::: SUPPLIED DATA :::

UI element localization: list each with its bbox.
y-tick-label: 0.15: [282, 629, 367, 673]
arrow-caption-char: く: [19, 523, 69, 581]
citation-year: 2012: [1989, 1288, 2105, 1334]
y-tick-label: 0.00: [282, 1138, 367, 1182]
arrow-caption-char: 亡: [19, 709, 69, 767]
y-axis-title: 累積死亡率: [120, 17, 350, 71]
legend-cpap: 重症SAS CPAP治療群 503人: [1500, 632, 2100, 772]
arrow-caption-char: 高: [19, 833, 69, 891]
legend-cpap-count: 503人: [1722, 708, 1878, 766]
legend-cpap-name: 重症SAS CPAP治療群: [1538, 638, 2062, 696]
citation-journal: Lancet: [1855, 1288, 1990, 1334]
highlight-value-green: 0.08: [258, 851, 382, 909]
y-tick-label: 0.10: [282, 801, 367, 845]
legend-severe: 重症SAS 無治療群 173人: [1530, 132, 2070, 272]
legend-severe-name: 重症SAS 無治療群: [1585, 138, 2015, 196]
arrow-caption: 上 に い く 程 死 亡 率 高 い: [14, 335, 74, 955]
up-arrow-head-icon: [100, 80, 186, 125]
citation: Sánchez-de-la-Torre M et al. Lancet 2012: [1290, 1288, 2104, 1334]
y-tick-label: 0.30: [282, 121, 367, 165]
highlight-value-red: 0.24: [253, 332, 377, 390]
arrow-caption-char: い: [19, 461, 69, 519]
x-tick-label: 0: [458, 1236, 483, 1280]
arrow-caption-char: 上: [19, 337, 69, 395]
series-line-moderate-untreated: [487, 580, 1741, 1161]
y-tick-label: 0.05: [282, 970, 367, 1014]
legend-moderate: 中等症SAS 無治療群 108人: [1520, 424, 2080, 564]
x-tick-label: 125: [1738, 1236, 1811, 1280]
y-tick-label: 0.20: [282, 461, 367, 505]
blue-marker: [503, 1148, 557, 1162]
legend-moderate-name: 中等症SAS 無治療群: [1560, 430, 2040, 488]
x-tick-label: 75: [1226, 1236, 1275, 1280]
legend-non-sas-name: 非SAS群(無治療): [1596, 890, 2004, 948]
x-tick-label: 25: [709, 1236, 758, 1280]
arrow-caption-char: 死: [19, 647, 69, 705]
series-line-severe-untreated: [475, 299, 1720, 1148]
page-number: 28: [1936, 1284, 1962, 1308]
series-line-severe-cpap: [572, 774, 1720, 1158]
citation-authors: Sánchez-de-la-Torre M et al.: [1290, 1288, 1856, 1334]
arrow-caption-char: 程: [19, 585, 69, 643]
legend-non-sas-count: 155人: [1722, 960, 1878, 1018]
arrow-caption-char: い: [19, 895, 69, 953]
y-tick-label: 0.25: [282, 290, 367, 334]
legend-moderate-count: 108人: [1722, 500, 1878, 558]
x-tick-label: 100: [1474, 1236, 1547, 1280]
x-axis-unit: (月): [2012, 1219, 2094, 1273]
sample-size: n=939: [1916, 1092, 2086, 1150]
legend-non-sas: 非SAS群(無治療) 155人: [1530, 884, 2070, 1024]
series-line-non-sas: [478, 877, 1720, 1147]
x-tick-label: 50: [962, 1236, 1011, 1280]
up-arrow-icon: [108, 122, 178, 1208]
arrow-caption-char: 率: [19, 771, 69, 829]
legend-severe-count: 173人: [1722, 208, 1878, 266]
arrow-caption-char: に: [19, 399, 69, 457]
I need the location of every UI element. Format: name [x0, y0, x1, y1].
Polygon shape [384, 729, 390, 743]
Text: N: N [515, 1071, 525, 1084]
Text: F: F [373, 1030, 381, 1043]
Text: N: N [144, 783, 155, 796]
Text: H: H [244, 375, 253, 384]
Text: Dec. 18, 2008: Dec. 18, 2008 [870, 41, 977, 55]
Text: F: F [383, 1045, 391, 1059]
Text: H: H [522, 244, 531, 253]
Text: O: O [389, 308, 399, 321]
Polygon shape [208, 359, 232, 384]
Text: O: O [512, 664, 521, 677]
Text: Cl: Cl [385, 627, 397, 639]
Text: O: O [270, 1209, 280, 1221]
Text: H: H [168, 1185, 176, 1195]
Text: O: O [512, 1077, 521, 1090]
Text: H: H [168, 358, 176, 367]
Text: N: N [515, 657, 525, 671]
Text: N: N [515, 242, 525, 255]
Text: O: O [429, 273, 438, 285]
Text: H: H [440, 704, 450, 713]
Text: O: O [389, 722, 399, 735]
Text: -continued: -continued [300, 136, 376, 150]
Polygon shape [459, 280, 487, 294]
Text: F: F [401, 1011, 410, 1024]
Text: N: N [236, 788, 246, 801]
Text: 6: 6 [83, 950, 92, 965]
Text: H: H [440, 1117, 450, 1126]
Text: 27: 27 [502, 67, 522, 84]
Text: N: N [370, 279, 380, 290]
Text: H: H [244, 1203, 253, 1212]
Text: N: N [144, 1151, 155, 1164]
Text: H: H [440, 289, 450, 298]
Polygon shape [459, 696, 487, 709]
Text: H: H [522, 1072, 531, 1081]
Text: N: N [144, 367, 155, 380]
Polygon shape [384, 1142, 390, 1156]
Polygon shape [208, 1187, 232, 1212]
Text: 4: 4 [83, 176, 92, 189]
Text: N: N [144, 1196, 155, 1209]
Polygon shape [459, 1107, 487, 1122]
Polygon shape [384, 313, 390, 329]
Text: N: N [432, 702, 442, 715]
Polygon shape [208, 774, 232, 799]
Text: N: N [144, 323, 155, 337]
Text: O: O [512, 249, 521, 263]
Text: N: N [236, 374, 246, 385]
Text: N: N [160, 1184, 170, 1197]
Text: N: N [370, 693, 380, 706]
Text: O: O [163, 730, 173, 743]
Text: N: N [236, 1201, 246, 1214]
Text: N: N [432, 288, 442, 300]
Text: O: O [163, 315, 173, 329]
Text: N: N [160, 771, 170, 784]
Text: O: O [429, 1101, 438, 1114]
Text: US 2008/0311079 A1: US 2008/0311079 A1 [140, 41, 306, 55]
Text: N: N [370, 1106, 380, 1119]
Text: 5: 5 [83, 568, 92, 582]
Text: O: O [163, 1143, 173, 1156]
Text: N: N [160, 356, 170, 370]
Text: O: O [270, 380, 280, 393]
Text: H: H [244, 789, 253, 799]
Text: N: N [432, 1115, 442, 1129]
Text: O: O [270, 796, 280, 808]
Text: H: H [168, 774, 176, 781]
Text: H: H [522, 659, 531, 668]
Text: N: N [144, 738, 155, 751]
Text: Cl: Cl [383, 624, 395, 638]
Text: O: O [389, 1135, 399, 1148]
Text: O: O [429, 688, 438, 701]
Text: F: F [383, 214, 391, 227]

:::

* STATED PROBLEM: Format every line of the listing above as a Markdown table with the columns "Row" and "Line", numbering the rows and leaving out blank lines.

* RESPONSE BELOW:
| Row | Line |
|---|---|
| 1 | UI element localization: list each with its bbox. |
| 2 | y-tick-label: 0.15: [282, 629, 367, 673] |
| 3 | arrow-caption-char: く: [19, 523, 69, 581] |
| 4 | citation-year: 2012: [1989, 1288, 2105, 1334] |
| 5 | y-tick-label: 0.00: [282, 1138, 367, 1182] |
| 6 | arrow-caption-char: 亡: [19, 709, 69, 767] |
| 7 | y-axis-title: 累積死亡率: [120, 17, 350, 71] |
| 8 | legend-cpap: 重症SAS CPAP治療群 503人: [1500, 632, 2100, 772] |
| 9 | arrow-caption-char: 高: [19, 833, 69, 891] |
| 10 | legend-cpap-count: 503人: [1722, 708, 1878, 766] |
| 11 | legend-cpap-name: 重症SAS CPAP治療群: [1538, 638, 2062, 696] |
| 12 | citation-journal: Lancet: [1855, 1288, 1990, 1334] |
| 13 | highlight-value-green: 0.08: [258, 851, 382, 909] |
| 14 | y-tick-label: 0.10: [282, 801, 367, 845] |
| 15 | legend-severe: 重症SAS 無治療群 173人: [1530, 132, 2070, 272] |
| 16 | legend-severe-name: 重症SAS 無治療群: [1585, 138, 2015, 196] |
| 17 | arrow-caption: 上 に い く 程 死 亡 率 高 い: [14, 335, 74, 955] |
| 18 | up-arrow-head-icon: [100, 80, 186, 125] |
| 19 | citation: Sánchez-de-la-Torre M et al. Lancet 2012: [1290, 1288, 2104, 1334] |
| 20 | y-tick-label: 0.30: [282, 121, 367, 165] |
| 21 | highlight-value-red: 0.24: [253, 332, 377, 390] |
| 22 | arrow-caption-char: い: [19, 461, 69, 519] |
| 23 | x-tick-label: 0: [458, 1236, 483, 1280] |
| 24 | arrow-caption-char: 上: [19, 337, 69, 395] |
| 25 | series-line-moderate-untreated: [487, 580, 1741, 1161] |
| 26 | y-tick-label: 0.05: [282, 970, 367, 1014] |
| 27 | legend-moderate: 中等症SAS 無治療群 108人: [1520, 424, 2080, 564] |
| 28 | x-tick-label: 125: [1738, 1236, 1811, 1280] |
| 29 | y-tick-label: 0.20: [282, 461, 367, 505] |
| 30 | blue-marker: [503, 1148, 557, 1162] |
| 31 | legend-moderate-name: 中等症SAS 無治療群: [1560, 430, 2040, 488] |
| 32 | x-tick-label: 75: [1226, 1236, 1275, 1280] |
| 33 | legend-non-sas-name: 非SAS群(無治療): [1596, 890, 2004, 948] |
| 34 | x-tick-label: 25: [709, 1236, 758, 1280] |
| 35 | arrow-caption-char: 死: [19, 647, 69, 705] |
| 36 | series-line-severe-untreated: [475, 299, 1720, 1148] |
| 37 | page-number: 28: [1936, 1284, 1962, 1308] |
| 38 | series-line-severe-cpap: [572, 774, 1720, 1158] |
| 39 | citation-authors: Sánchez-de-la-Torre M et al.: [1290, 1288, 1856, 1334] |
| 40 | arrow-caption-char: 程: [19, 585, 69, 643] |
| 41 | legend-non-sas-count: 155人: [1722, 960, 1878, 1018] |
| 42 | arrow-caption-char: い: [19, 895, 69, 953] |
| 43 | y-tick-label: 0.25: [282, 290, 367, 334] |
| 44 | legend-moderate-count: 108人: [1722, 500, 1878, 558] |
| 45 | x-tick-label: 100: [1474, 1236, 1547, 1280] |
| 46 | x-axis-unit: (月): [2012, 1219, 2094, 1273] |
| 47 | sample-size: n=939: [1916, 1092, 2086, 1150] |
| 48 | legend-non-sas: 非SAS群(無治療) 155人: [1530, 884, 2070, 1024] |
| 49 | series-line-non-sas: [478, 877, 1720, 1147] |
| 50 | x-tick-label: 50: [962, 1236, 1011, 1280] |
| 51 | up-arrow-icon: [108, 122, 178, 1208] |
| 52 | arrow-caption-char: 率: [19, 771, 69, 829] |
| 53 | legend-severe-count: 173人: [1722, 208, 1878, 266] |
| 54 | arrow-caption-char: に: [19, 399, 69, 457] |
| 55 | I need the location of every UI element. Format: name [x0, y0, x1, y1]. |
| 56 | Polygon shape [384, 729, 390, 743] |
| 57 | Text: N: N [515, 1071, 525, 1084] |
| 58 | Text: F: F [373, 1030, 381, 1043] |
| 59 | Text: N: N [144, 783, 155, 796] |
| 60 | Text: H: H [244, 375, 253, 384] |
| 61 | Text: Dec. 18, 2008: Dec. 18, 2008 [870, 41, 977, 55] |
| 62 | Text: F: F [383, 1045, 391, 1059] |
| 63 | Text: H: H [522, 244, 531, 253] |
| 64 | Text: O: O [389, 308, 399, 321] |
| 65 | Polygon shape [208, 359, 232, 384] |
| 66 | Text: O: O [512, 664, 521, 677] |
| 67 | Text: Cl: Cl [385, 627, 397, 639] |
| 68 | Text: O: O [270, 1209, 280, 1221] |
| 69 | Text: H: H [168, 1185, 176, 1195] |
| 70 | Text: O: O [512, 1077, 521, 1090] |
| 71 | Text: H: H [168, 358, 176, 367] |
| 72 | Text: N: N [515, 657, 525, 671] |
| 73 | Text: N: N [515, 242, 525, 255] |
| 74 | Text: O: O [429, 273, 438, 285] |
| 75 | Text: H: H [440, 704, 450, 713] |
| 76 | Text: O: O [389, 722, 399, 735] |
| 77 | Text: -continued: -continued [300, 136, 376, 150] |
| 78 | Polygon shape [459, 280, 487, 294] |
| 79 | Text: F: F [401, 1011, 410, 1024] |
| 80 | Text: N: N [236, 788, 246, 801] |
| 81 | Text: 6: 6 [83, 950, 92, 965] |
| 82 | Text: H: H [440, 1117, 450, 1126] |
| 83 | Text: 27: 27 [502, 67, 522, 84] |
| 84 | Text: N: N [370, 279, 380, 290] |
| 85 | Text: H: H [244, 1203, 253, 1212] |
| 86 | Text: N: N [144, 1151, 155, 1164] |
| 87 | Text: H: H [440, 289, 450, 298] |
| 88 | Polygon shape [459, 696, 487, 709] |
| 89 | Text: H: H [522, 1072, 531, 1081] |
| 90 | Text: N: N [144, 367, 155, 380] |
| 91 | Polygon shape [384, 1142, 390, 1156] |
| 92 | Polygon shape [208, 1187, 232, 1212] |
| 93 | Text: 4: 4 [83, 176, 92, 189] |
| 94 | Text: N: N [144, 1196, 155, 1209] |
| 95 | Polygon shape [459, 1107, 487, 1122] |
| 96 | Polygon shape [384, 313, 390, 329] |
| 97 | Text: N: N [432, 702, 442, 715] |
| 98 | Polygon shape [208, 774, 232, 799] |
| 99 | Text: N: N [144, 323, 155, 337] |
| 100 | Text: O: O [512, 249, 521, 263] |
| 101 | Text: N: N [236, 374, 246, 385] |
| 102 | Text: N: N [160, 1184, 170, 1197] |
| 103 | Text: N: N [370, 693, 380, 706] |
| 104 | Text: O: O [163, 730, 173, 743] |
| 105 | Text: N: N [236, 1201, 246, 1214] |
| 106 | Text: N: N [432, 288, 442, 300] |
| 107 | Text: O: O [163, 315, 173, 329] |
| 108 | Text: N: N [160, 771, 170, 784] |
| 109 | Text: O: O [429, 1101, 438, 1114] |
| 110 | Text: US 2008/0311079 A1: US 2008/0311079 A1 [140, 41, 306, 55] |
| 111 | Text: N: N [370, 1106, 380, 1119] |
| 112 | Text: 5: 5 [83, 568, 92, 582] |
| 113 | Text: O: O [163, 1143, 173, 1156] |
| 114 | Text: N: N [160, 356, 170, 370] |
| 115 | Text: O: O [270, 380, 280, 393] |
| 116 | Text: H: H [244, 789, 253, 799] |
| 117 | Text: N: N [432, 1115, 442, 1129] |
| 118 | Text: O: O [270, 796, 280, 808] |
| 119 | Text: H: H [168, 774, 176, 781] |
| 120 | Text: H: H [522, 659, 531, 668] |
| 121 | Text: N: N [144, 738, 155, 751] |
| 122 | Text: Cl: Cl [383, 624, 395, 638] |
| 123 | Text: O: O [389, 1135, 399, 1148] |
| 124 | Text: O: O [429, 688, 438, 701] |
| 125 | Text: F: F [383, 214, 391, 227] |